▶ **本文抜粋**:
━━━━

私とノースフェイスの関わりは、遡ること十数年前。学生時代に某ノースフェイス直営店でアルバイトをさせて頂いた事から始まりました。当時は今ほどトレイルランニングはメジャーなスポーツでは無く、ウェアやシューズ、パック等の選択肢が非常に少ない時代でした。また、ノースフェイスショップに訪れるのも30代以上の男性が殆どで、ストリートファッションのジャンルでヌプシジャケットやゴッサマージャケット等のダウン類が人気だったものの、今ほど若年層への認知度はありませんでした。
当時からノースフェイスマニアだった私は、アルバイトの休憩中に古いカタログに目を通すのが楽しくて、バイトの立場ながら商品知識が社員以上というアンバランスな存在になっていたのを覚えています。笑
20歳の頃から十数年。ブランドの変貌をず~っと目の当たりにしてきており、様々なファッションブランドとのコラボやタウンユースラインの充実により、学生の間でBCフューズボックスの様なパックが流行したりして、正直、自分の中で「あれ?ノースフェイス何か変わり過ぎちゃってない?」と思った時もありました。一時は、少し捻くれた目線でブランドを見ていた時があったのも事実です。

━━━━

▶ **提供情報**:
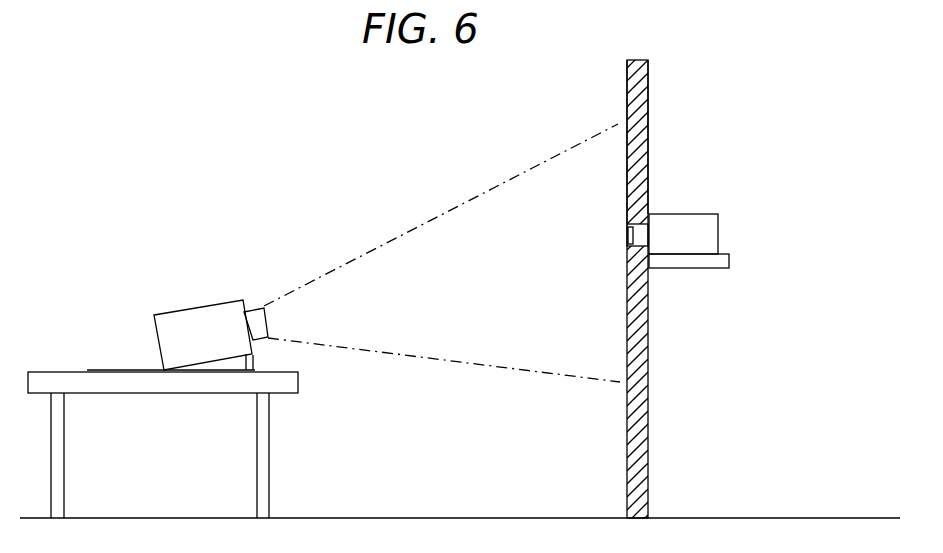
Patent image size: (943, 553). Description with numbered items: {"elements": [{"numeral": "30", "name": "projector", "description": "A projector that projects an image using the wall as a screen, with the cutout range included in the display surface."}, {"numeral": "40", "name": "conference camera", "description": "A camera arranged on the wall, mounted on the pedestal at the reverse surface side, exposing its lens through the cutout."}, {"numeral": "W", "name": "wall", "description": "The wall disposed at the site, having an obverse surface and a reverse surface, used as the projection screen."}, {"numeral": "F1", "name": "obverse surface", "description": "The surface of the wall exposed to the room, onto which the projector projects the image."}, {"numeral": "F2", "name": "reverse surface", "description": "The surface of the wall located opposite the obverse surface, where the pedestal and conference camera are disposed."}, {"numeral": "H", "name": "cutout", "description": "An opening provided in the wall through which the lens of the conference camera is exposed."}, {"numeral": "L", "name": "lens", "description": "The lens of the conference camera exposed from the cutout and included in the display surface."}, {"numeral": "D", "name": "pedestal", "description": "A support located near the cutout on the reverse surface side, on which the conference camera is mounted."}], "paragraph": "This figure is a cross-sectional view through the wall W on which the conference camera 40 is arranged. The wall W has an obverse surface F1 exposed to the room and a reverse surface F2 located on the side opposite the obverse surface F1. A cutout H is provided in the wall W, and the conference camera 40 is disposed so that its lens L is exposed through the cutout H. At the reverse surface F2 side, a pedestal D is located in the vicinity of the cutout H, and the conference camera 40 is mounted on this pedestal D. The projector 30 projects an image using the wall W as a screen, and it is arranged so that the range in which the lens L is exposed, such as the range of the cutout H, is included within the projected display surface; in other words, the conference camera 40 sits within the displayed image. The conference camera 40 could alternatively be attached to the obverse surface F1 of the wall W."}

━━━━

▶ **短い課題**: ノースフェイスとの関わりを語った文章から、「私とノースフェイスの関わりは」から「いた時があったのも事実です。」までの部分を一字も変えずに書き写してください。

▶ **正しい解答**:
私とノースフェイスの関わりは、遡ること十数年前。学生時代に某ノースフェイス直営店でアルバイトをさせて頂いた事から始まりました。当時は今ほどトレイルランニングはメジャーなスポーツでは無く、ウェアやシューズ、パック等の選択肢が非常に少ない時代でした。また、ノースフェイスショップに訪れるのも30代以上の男性が殆どで、ストリートファッションのジャンルでヌプシジャケットやゴッサマージャケット等のダウン類が人気だったものの、今ほど若年層への認知度はありませんでした。
当時からノースフェイスマニアだった私は、アルバイトの休憩中に古いカタログに目を通すのが楽しくて、バイトの立場ながら商品知識が社員以上というアンバランスな存在になっていたのを覚えています。笑
20歳の頃から十数年。ブランドの変貌をず~っと目の当たりにしてきており、様々なファッションブランドとのコラボやタウンユースラインの充実により、学生の間でBCフューズボックスの様なパックが流行したりして、正直、自分の中で「あれ?ノースフェイス何か変わり過ぎちゃってない?」と思った時もありました。一時は、少し捻くれた目線でブランドを見ていた時があったのも事実です。